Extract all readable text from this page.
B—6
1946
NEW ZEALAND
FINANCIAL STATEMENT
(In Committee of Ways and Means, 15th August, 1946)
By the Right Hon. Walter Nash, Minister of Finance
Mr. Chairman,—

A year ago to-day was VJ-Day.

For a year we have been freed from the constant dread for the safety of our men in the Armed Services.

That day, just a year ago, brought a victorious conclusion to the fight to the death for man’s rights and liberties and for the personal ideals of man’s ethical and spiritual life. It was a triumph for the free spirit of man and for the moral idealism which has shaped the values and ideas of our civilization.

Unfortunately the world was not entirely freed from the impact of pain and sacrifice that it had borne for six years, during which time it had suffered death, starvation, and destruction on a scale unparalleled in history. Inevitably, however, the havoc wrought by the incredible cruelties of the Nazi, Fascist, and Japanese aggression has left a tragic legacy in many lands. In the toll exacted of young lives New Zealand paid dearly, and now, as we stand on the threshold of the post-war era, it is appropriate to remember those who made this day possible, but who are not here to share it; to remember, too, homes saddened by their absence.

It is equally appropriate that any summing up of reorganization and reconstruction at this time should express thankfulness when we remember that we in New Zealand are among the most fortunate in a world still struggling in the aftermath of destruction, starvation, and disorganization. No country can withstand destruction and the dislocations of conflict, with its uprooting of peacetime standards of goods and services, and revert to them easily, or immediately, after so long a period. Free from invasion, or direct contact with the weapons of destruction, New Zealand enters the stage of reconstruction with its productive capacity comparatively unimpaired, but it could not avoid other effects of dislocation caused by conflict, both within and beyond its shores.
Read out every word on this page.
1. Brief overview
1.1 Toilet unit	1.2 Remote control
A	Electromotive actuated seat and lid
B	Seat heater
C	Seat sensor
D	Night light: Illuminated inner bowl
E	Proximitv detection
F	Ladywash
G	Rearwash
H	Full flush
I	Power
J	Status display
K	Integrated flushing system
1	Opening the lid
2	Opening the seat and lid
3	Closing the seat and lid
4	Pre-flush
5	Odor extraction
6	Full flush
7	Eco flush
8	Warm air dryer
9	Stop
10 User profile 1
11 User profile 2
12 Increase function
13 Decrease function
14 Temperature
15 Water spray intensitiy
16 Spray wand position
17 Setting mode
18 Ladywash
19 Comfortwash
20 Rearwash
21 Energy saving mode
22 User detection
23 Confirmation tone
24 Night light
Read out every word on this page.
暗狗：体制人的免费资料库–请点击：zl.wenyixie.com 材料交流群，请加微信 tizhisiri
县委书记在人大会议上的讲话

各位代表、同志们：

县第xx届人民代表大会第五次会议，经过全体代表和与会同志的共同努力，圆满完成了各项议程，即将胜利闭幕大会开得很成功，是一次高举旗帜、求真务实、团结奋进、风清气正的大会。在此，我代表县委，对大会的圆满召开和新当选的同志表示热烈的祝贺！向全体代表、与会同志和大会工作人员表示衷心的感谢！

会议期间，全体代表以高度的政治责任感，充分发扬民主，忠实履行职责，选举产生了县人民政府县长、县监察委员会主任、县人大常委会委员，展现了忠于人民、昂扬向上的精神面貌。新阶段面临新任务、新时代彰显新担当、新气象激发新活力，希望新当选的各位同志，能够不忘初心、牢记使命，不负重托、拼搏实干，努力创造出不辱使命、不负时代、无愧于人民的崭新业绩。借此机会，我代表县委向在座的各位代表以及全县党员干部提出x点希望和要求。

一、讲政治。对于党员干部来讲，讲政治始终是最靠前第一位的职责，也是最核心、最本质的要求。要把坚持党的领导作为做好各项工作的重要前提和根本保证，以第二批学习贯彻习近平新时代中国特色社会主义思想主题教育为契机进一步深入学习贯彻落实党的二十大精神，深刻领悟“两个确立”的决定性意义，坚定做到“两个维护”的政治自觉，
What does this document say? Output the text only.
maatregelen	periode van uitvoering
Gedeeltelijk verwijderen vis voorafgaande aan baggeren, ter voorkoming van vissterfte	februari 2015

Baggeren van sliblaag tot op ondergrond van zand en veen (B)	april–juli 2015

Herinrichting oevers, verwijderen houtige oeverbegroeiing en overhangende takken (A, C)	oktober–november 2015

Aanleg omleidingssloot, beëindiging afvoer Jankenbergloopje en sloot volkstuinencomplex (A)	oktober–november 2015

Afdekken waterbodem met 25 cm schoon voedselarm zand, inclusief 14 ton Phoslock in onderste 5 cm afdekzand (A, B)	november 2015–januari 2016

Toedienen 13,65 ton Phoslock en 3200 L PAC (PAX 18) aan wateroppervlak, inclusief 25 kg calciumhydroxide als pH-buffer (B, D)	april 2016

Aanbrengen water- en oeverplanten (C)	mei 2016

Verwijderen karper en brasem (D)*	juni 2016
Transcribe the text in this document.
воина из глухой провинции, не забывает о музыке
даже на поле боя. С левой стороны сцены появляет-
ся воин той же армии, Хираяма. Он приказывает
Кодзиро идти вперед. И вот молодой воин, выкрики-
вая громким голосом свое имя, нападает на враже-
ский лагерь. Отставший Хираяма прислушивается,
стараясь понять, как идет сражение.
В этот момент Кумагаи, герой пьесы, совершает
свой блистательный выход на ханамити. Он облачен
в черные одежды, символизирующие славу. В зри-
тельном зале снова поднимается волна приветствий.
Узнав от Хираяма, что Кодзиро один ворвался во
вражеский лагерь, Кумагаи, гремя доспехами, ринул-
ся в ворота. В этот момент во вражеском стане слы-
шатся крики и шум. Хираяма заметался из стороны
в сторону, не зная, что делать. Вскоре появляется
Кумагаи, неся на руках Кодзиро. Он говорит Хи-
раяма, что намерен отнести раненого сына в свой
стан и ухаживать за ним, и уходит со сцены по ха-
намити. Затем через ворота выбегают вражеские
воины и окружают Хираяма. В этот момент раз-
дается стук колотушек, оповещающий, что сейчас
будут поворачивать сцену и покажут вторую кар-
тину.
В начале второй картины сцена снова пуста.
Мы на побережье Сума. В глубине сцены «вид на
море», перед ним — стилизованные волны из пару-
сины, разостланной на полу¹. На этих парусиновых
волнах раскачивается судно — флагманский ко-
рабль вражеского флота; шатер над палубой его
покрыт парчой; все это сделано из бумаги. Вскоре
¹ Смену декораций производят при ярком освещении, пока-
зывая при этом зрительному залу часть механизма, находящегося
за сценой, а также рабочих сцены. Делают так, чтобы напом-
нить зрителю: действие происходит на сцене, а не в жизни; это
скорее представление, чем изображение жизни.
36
◇ ◇ ◇
For the data above, state only how many lines include the word "лагерь".

→ **REPLY TO THE TASK**
2